Whoever said that a house
has to be serious?
By Lori Hall Steele
      At Pat and Chip Denison’s Crystal Lake home, it’s Picasso meets Alice’s Wonderland: whimsically classic and blatantly fun.
      The ranch-house-turned-artists-haven is an eclectic jumble where wooden parrots preside over a dining room wall, where a Murphy bed hides on a screened porch, and where a library ladder rolls along a wall. In this secluded home, you’re greeted by a blowsy sculpture-filled garden and Chinese-restaurant-style lions at the front door. Inside, a real-live parrot flies free through fanciful rooms that wed ’20s, ’30s, ’40s finds with the Denisons’ millennial imagination. Windows everywhere—85 of them, to be exact—provide lake, garden and meadow views from anywhere.
      The Denisons—high school sweethearts who married in 1970—came here by accident. They may have been the only people in Michigan who didn’t have an Up North dream to begin with. The Detroit-area artists, several years ago, feeling suffocated by “wall-to-wall houses,” envisioned moving to any one of six states, each south of Michigan’s border. They came North to visit a pal, Donna, and ended up playing and playing. “We kept saying, ‘this is such a nice place for Donna because … This is such a nice place for Donna because …’” Pat says. “Finally, we said, ‘well, gee, it’s pretty obvious that this is a great place for us.’”
      They started scouting for property. “And if you can throw in a swamp, I’d be happy,” Pat told the real estate agent. And voila: 30 acres in the middle of nowhere, on 600 feet of Crystal Lake’s shore, abutting national park land. And indeed, it did include a swamp. “It’s really pretty sweet,” Chip says, “about as perfect as it gets.” Cows moo nearby, and from a dune ridge over Crystal Lake, they can see Lake Michigan and the Manitou islands. Eagles, beaver, loons are spotted here. Songbirds trill from the thickets.
      The Denisons were sold, despite the so-so white ranch house there. No problem: Chip is a licensed builder. The house slowly evolved into an Arts-and-Crafts-style bungalow, with a cottage look that blends with old-school Up North shoreline homes, and the low profile melds with the meadows and woods.
════════
Written problem 1> Please rewrite the entries from the first one down to and including the line containing "help-icon[interactable]: ? (701, 900, 727, 926)", renaming "help-icon" to "info-icon" and leaving everything else unchanged.

A series of records:
════════
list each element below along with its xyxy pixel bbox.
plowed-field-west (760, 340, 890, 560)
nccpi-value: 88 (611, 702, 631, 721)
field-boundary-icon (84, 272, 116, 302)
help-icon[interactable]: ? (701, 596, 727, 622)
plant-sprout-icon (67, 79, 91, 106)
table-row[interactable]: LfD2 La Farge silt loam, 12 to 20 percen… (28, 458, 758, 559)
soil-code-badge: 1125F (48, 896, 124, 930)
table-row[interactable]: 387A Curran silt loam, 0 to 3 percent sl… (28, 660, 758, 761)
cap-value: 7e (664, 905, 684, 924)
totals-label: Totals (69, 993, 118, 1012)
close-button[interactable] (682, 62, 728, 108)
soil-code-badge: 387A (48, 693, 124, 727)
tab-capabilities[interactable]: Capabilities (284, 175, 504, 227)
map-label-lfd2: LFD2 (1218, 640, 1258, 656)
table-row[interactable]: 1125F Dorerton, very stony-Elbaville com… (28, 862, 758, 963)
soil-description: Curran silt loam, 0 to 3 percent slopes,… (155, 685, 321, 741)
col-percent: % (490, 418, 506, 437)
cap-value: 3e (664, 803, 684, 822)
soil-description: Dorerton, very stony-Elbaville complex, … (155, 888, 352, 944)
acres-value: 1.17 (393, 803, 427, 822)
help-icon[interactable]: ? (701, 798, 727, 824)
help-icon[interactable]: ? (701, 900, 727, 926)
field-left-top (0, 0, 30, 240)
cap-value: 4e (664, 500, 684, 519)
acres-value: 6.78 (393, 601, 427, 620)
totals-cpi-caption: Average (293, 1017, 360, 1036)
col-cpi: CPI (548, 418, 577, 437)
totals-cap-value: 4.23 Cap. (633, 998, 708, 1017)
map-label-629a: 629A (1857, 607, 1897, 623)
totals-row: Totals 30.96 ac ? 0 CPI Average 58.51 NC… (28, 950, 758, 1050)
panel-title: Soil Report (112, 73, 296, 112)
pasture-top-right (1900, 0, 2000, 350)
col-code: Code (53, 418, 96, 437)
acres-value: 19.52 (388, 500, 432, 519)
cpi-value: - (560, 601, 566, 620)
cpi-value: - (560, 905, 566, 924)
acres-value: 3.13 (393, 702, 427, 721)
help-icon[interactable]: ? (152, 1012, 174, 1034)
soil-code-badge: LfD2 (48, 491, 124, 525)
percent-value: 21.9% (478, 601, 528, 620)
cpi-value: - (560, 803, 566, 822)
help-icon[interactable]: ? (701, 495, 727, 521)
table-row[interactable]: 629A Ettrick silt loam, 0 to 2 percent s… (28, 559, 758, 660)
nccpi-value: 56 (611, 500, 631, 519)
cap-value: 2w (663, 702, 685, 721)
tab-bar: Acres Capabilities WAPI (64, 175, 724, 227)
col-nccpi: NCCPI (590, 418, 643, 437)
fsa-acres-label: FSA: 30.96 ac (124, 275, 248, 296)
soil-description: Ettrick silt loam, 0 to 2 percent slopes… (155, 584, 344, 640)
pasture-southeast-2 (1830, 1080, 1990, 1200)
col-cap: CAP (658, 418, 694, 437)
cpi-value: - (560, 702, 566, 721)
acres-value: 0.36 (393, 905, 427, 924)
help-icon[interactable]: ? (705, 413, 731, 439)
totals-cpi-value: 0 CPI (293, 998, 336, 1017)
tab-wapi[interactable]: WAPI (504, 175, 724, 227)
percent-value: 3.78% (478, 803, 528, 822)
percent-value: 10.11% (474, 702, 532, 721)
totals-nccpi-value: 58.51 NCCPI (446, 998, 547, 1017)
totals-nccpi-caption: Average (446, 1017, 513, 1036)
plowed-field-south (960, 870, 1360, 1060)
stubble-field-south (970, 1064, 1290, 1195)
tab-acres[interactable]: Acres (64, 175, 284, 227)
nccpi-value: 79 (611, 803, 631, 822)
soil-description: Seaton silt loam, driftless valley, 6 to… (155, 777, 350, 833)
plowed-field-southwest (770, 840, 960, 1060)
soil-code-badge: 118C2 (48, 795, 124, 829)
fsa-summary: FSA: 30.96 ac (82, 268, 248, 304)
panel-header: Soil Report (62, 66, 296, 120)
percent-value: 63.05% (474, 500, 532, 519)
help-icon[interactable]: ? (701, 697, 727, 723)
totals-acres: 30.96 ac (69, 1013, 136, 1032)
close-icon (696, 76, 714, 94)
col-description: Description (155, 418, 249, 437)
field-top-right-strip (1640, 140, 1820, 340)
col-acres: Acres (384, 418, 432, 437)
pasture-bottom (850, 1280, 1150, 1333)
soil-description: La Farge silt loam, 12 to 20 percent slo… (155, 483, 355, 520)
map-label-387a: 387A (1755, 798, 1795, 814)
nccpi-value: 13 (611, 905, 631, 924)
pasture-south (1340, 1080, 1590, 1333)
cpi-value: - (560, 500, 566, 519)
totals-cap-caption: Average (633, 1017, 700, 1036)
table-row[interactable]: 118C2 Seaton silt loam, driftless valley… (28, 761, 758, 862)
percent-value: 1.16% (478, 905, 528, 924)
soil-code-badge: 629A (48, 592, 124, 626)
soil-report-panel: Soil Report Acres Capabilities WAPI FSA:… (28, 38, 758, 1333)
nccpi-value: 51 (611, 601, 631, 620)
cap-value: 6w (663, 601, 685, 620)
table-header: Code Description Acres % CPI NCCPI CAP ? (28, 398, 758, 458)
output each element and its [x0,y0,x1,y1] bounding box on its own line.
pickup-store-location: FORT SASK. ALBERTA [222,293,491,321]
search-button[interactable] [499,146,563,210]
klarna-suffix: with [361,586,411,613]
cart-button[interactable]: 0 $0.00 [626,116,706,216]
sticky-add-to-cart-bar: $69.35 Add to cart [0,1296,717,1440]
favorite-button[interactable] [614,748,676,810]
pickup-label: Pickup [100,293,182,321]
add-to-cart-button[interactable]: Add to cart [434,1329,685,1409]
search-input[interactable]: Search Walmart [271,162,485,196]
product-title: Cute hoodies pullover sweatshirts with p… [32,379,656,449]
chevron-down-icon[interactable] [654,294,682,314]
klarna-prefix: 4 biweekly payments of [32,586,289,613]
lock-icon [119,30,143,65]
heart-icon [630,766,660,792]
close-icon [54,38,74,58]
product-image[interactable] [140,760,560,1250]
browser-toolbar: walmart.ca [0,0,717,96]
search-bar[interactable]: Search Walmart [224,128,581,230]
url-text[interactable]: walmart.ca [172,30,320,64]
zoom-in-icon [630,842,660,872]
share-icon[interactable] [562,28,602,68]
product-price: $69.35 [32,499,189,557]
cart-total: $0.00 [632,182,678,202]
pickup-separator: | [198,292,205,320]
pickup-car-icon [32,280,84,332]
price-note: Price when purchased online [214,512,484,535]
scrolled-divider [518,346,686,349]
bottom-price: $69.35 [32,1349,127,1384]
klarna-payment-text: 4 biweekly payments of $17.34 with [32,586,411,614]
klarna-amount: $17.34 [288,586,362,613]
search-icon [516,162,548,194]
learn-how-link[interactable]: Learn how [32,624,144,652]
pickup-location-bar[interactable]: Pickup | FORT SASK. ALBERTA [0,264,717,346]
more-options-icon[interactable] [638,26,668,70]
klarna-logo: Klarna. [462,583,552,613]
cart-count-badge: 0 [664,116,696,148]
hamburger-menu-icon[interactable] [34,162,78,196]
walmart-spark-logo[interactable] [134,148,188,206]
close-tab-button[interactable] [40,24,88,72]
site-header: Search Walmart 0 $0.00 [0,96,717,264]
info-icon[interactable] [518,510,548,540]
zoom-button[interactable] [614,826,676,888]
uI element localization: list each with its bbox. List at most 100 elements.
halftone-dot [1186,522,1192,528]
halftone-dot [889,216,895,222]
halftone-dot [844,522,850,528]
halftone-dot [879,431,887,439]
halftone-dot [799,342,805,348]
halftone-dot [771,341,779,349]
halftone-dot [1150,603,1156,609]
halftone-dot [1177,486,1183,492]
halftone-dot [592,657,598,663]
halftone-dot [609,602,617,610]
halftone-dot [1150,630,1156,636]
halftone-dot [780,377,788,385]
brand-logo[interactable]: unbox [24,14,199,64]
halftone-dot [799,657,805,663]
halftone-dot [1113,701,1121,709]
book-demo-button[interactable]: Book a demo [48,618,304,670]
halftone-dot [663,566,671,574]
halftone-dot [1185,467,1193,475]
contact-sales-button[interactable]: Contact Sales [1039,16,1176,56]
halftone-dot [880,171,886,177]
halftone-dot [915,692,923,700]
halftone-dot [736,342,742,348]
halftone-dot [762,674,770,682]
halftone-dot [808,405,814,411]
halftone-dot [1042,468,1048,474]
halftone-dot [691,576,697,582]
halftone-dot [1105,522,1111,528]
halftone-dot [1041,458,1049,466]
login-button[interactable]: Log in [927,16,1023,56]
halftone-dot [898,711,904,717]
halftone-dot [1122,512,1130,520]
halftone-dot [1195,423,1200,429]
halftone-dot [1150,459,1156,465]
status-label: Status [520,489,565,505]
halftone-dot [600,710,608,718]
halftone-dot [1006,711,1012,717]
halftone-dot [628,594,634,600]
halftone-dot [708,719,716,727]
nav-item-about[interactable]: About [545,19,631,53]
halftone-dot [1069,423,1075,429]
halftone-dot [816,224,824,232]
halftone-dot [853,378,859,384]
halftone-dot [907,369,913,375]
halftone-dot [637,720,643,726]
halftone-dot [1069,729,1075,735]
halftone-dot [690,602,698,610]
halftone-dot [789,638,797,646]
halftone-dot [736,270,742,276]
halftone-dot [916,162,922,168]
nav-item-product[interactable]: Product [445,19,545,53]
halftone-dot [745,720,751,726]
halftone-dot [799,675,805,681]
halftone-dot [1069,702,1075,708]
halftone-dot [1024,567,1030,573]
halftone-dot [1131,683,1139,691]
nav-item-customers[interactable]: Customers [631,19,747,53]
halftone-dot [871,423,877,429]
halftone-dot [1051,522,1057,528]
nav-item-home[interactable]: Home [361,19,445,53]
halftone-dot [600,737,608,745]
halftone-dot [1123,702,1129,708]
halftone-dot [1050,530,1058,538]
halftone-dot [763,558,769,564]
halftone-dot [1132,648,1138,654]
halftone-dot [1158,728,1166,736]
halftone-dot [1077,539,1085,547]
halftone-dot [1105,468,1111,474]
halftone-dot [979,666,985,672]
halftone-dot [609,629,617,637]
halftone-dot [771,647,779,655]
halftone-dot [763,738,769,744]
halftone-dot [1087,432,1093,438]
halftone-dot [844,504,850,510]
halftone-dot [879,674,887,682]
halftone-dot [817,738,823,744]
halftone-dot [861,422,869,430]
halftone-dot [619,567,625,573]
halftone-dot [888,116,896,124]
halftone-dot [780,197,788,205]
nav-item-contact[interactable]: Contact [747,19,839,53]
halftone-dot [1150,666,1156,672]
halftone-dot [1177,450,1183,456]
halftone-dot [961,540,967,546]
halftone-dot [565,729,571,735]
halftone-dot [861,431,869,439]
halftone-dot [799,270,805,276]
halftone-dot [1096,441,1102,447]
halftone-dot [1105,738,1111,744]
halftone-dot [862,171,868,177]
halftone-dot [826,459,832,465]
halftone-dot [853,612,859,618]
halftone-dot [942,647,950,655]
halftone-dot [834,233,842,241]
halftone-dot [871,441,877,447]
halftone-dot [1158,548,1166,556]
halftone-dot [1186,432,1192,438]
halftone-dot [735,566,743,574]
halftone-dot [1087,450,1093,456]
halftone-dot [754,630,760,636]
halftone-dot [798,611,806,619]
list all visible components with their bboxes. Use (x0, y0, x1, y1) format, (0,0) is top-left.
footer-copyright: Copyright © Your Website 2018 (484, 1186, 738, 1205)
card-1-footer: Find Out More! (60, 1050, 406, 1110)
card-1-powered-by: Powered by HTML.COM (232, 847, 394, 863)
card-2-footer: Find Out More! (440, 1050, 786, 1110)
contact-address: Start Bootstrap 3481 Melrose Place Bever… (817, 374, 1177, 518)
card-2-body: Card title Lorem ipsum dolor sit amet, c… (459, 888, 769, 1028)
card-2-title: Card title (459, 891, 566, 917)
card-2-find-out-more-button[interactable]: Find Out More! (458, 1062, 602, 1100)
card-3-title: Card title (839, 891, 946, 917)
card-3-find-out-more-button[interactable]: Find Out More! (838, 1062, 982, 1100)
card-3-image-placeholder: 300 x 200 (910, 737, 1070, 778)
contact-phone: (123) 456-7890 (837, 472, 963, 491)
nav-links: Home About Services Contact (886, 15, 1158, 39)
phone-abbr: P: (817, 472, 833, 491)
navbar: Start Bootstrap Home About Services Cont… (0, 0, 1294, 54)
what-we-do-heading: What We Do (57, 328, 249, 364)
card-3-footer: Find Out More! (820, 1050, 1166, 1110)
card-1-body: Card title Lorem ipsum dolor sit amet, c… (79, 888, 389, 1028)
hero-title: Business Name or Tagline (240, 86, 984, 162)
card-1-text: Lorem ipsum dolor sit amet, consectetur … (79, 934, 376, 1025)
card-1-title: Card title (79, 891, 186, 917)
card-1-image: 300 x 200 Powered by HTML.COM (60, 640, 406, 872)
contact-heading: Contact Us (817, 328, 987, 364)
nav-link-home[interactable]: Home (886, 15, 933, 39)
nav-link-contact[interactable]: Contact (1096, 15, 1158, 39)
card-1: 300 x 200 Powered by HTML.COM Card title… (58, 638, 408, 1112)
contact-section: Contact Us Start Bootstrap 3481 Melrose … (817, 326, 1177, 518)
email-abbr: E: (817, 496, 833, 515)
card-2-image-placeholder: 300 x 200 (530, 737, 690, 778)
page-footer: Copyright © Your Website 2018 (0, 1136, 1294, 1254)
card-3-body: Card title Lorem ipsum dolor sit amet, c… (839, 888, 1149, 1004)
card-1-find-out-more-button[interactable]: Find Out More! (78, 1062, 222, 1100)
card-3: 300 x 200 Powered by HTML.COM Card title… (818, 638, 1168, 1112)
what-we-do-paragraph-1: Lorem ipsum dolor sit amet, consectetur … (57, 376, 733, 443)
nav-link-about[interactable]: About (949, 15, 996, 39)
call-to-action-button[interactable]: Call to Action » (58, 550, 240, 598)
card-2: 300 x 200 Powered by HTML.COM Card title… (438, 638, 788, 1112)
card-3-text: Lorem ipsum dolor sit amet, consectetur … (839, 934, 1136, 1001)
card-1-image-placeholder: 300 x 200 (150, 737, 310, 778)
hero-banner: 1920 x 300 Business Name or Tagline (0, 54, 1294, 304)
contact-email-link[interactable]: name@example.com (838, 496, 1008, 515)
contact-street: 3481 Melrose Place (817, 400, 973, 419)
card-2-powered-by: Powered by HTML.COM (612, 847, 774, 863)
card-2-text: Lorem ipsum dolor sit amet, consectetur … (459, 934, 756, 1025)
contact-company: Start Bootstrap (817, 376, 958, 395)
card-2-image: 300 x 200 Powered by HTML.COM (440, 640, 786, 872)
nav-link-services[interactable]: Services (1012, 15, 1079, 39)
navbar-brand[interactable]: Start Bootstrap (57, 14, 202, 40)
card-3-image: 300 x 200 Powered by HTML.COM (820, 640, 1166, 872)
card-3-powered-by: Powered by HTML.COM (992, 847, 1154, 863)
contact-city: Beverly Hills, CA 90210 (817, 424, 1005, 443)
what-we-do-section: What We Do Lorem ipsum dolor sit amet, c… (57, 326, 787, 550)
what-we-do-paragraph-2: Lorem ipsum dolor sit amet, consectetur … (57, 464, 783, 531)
════════
Written problem 2> Write out the article about the Denisons' house word for word, everything from "They started scouting" down to "from the thickets.".

Full answer 1>
list each element below along with its xyxy pixel bbox.
plowed-field-west (760, 340, 890, 560)
nccpi-value: 88 (611, 702, 631, 721)
field-boundary-icon (84, 272, 116, 302)
info-icon[interactable]: ? (701, 596, 727, 622)
plant-sprout-icon (67, 79, 91, 106)
table-row[interactable]: LfD2 La Farge silt loam, 12 to 20 percen… (28, 458, 758, 559)
soil-code-badge: 1125F (48, 896, 124, 930)
table-row[interactable]: 387A Curran silt loam, 0 to 3 percent sl… (28, 660, 758, 761)
cap-value: 7e (664, 905, 684, 924)
totals-label: Totals (69, 993, 118, 1012)
close-button[interactable] (682, 62, 728, 108)
soil-code-badge: 387A (48, 693, 124, 727)
tab-capabilities[interactable]: Capabilities (284, 175, 504, 227)
map-label-lfd2: LFD2 (1218, 640, 1258, 656)
table-row[interactable]: 1125F Dorerton, very stony-Elbaville com… (28, 862, 758, 963)
soil-description: Curran silt loam, 0 to 3 percent slopes,… (155, 685, 321, 741)
col-percent: % (490, 418, 506, 437)
cap-value: 3e (664, 803, 684, 822)
soil-description: Dorerton, very stony-Elbaville complex, … (155, 888, 352, 944)
acres-value: 1.17 (393, 803, 427, 822)
info-icon[interactable]: ? (701, 798, 727, 824)
info-icon[interactable]: ? (701, 900, 727, 926)

Full answer 2>
They started scouting for property. “And if you can throw in a swamp, I’d be happy,” Pat told the real estate agent. And voila: 30 acres in the middle of nowhere, on 600 feet of Crystal Lake’s shore, abutting national park land. And indeed, it did include a swamp. “It’s really pretty sweet,” Chip says, “about as perfect as it gets.” Cows moo nearby, and from a dune ridge over Crystal Lake, they can see Lake Michigan and the Manitou islands. Eagles, beaver, loons are spotted here. Songbirds trill from the thickets.